— start Dataset entries —
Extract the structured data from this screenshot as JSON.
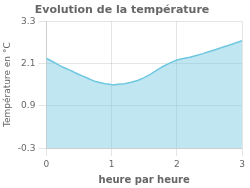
{
  "chart_data": {
    "type": "area",
    "title": "Evolution de la température",
    "xlabel": "heure par heure",
    "ylabel": "Température en °C",
    "x": [
      0,
      0.05,
      0.1,
      0.15,
      0.2,
      0.25,
      0.3,
      0.35,
      0.4,
      0.45,
      0.5,
      0.55,
      0.6,
      0.65,
      0.7,
      0.75,
      0.8,
      0.85,
      0.9,
      0.95,
      1.0,
      1.05,
      1.1,
      1.15,
      1.2,
      1.3,
      1.4,
      1.5,
      1.6,
      1.7,
      1.8,
      1.9,
      2.0,
      2.1,
      2.2,
      2.3,
      2.4,
      2.5,
      2.6,
      2.7,
      2.8,
      2.9,
      3.0
    ],
    "values": [
      2.25,
      2.2,
      2.15,
      2.1,
      2.05,
      2.0,
      1.96,
      1.92,
      1.88,
      1.83,
      1.79,
      1.75,
      1.71,
      1.67,
      1.63,
      1.59,
      1.57,
      1.55,
      1.53,
      1.52,
      1.5,
      1.5,
      1.51,
      1.52,
      1.53,
      1.57,
      1.62,
      1.7,
      1.8,
      1.92,
      2.03,
      2.12,
      2.2,
      2.24,
      2.28,
      2.33,
      2.38,
      2.44,
      2.5,
      2.56,
      2.62,
      2.68,
      2.75
    ],
    "color": "#70c8e0",
    "xlim": [
      0,
      3
    ],
    "xticks": [
      0,
      1,
      2,
      3
    ],
    "ylim": [
      -0.3,
      3.3
    ],
    "yticks": [
      -0.3,
      0.9,
      2.1,
      3.3
    ],
    "grid": true
  }
}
— end Dataset entries —
-- Exercise instructions --
A faithful copy of the records above is needed, with the pictures left out.

-- Written response --
Extract the structured data from this screenshot as JSON.
{
  "chart_data": {
    "type": "area",
    "title": "Evolution de la température",
    "xlabel": "heure par heure",
    "ylabel": "Température en °C",
    "x": [
      0,
      0.05,
      0.1,
      0.15,
      0.2,
      0.25,
      0.3,
      0.35,
      0.4,
      0.45,
      0.5,
      0.55,
      0.6,
      0.65,
      0.7,
      0.75,
      0.8,
      0.85,
      0.9,
      0.95,
      1.0,
      1.05,
      1.1,
      1.15,
      1.2,
      1.3,
      1.4,
      1.5,
      1.6,
      1.7,
      1.8,
      1.9,
      2.0,
      2.1,
      2.2,
      2.3,
      2.4,
      2.5,
      2.6,
      2.7,
      2.8,
      2.9,
      3.0
    ],
    "values": [
      2.25,
      2.2,
      2.15,
      2.1,
      2.05,
      2.0,
      1.96,
      1.92,
      1.88,
      1.83,
      1.79,
      1.75,
      1.71,
      1.67,
      1.63,
      1.59,
      1.57,
      1.55,
      1.53,
      1.52,
      1.5,
      1.5,
      1.51,
      1.52,
      1.53,
      1.57,
      1.62,
      1.7,
      1.8,
      1.92,
      2.03,
      2.12,
      2.2,
      2.24,
      2.28,
      2.33,
      2.38,
      2.44,
      2.5,
      2.56,
      2.62,
      2.68,
      2.75
    ],
    "color": "#70c8e0",
    "xlim": [
      0,
      3
    ],
    "xticks": [
      0,
      1,
      2,
      3
    ],
    "ylim": [
      -0.3,
      3.3
    ],
    "yticks": [
      -0.3,
      0.9,
      2.1,
      3.3
    ],
    "grid": true
  }
}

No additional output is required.